### PROBLEM TO WORK ON
Filter the records below for the word "Sean". Copy each line that holds it.

### RECORDS SHOWN
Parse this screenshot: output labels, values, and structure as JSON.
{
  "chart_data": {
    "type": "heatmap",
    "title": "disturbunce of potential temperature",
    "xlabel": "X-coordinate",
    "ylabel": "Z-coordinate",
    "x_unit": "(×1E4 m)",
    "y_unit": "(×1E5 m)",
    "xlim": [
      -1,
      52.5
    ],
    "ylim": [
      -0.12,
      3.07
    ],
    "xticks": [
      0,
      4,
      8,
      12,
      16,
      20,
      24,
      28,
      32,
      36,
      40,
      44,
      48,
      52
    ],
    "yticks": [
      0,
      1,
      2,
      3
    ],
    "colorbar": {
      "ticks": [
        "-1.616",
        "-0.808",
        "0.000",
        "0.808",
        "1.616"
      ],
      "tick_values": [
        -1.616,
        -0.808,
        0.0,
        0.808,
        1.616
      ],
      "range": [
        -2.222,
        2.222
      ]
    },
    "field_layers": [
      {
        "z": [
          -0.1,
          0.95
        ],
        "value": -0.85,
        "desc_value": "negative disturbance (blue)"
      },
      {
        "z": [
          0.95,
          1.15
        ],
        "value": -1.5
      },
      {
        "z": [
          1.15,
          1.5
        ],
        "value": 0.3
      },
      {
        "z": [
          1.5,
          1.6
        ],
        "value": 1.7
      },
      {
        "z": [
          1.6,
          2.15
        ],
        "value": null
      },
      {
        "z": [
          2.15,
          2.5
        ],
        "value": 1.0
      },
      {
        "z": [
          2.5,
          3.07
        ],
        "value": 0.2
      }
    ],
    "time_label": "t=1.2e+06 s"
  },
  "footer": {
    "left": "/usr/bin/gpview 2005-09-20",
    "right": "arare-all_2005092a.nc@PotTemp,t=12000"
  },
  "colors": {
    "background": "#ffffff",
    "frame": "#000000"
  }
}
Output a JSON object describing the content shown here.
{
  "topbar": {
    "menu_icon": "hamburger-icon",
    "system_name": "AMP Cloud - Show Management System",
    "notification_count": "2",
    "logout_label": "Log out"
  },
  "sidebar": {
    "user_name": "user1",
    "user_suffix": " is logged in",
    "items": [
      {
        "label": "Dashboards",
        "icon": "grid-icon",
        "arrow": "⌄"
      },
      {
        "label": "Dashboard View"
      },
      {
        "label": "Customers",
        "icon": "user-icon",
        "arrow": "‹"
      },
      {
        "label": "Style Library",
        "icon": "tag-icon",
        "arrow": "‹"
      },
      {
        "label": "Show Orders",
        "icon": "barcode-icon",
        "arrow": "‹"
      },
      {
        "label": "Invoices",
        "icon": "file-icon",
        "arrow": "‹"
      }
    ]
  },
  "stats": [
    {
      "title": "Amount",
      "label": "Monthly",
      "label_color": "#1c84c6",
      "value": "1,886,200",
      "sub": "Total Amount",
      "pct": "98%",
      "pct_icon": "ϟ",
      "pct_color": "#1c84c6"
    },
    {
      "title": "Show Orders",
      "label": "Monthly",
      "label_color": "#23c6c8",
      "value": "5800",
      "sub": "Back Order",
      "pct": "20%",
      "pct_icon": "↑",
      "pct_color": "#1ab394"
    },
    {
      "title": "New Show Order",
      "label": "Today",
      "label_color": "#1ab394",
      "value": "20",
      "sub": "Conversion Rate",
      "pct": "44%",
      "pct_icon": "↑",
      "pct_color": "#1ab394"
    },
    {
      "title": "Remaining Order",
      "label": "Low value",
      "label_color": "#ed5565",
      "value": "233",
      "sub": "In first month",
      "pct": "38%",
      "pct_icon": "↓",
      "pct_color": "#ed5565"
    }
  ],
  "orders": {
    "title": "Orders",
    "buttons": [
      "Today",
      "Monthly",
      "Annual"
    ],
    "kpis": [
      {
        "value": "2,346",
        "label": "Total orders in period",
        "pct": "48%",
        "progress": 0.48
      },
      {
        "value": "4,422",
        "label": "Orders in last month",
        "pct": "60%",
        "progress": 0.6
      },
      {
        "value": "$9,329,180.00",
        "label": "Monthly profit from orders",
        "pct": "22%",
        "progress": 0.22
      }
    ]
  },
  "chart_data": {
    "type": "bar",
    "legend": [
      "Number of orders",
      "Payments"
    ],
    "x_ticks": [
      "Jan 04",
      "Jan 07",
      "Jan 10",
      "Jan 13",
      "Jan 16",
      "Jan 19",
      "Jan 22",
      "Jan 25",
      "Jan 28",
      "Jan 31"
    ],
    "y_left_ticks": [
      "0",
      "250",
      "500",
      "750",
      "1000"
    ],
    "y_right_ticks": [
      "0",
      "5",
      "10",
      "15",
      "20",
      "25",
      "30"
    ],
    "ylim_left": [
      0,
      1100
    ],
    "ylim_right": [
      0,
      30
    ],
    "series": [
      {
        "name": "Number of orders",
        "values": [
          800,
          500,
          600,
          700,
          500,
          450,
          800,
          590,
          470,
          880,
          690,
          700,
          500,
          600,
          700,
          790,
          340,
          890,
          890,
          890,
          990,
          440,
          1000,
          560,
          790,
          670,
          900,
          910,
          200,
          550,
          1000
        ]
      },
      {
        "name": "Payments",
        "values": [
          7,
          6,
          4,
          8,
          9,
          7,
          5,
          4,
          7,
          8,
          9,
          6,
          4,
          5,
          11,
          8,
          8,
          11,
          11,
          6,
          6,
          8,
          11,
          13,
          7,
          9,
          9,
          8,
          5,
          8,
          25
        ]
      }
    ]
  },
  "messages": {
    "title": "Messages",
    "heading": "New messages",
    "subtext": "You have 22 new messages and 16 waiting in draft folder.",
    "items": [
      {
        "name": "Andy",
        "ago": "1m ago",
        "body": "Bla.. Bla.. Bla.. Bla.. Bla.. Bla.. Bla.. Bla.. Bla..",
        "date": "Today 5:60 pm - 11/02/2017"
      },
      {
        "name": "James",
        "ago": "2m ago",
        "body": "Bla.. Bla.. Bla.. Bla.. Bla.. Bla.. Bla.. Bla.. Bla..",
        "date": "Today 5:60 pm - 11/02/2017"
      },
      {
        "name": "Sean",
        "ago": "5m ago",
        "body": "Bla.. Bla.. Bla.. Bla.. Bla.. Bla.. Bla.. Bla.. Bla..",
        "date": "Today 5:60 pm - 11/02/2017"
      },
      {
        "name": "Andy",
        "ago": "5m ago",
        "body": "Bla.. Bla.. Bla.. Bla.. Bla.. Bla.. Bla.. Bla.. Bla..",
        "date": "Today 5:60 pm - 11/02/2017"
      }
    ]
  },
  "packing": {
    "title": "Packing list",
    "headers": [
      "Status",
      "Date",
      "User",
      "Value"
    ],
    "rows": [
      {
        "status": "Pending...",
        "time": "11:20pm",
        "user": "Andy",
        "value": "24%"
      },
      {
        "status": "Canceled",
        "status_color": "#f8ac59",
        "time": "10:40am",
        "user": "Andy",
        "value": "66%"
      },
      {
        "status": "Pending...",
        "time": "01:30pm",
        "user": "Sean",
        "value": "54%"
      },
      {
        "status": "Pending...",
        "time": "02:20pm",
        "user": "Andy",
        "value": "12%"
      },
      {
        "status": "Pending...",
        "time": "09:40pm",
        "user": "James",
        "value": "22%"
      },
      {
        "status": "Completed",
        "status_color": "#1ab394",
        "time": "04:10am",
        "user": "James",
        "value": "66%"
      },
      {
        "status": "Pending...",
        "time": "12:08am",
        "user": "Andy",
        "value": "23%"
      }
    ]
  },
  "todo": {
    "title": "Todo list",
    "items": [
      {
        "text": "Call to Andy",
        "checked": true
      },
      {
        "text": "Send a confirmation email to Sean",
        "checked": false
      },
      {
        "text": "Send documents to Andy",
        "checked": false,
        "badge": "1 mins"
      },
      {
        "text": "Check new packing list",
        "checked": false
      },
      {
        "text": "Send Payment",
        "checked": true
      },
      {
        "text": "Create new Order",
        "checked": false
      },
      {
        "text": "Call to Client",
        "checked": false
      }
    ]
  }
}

### OUTPUT
        "name": "Sean",
        "user": "Sean",
        "text": "Send a confirmation email to Sean",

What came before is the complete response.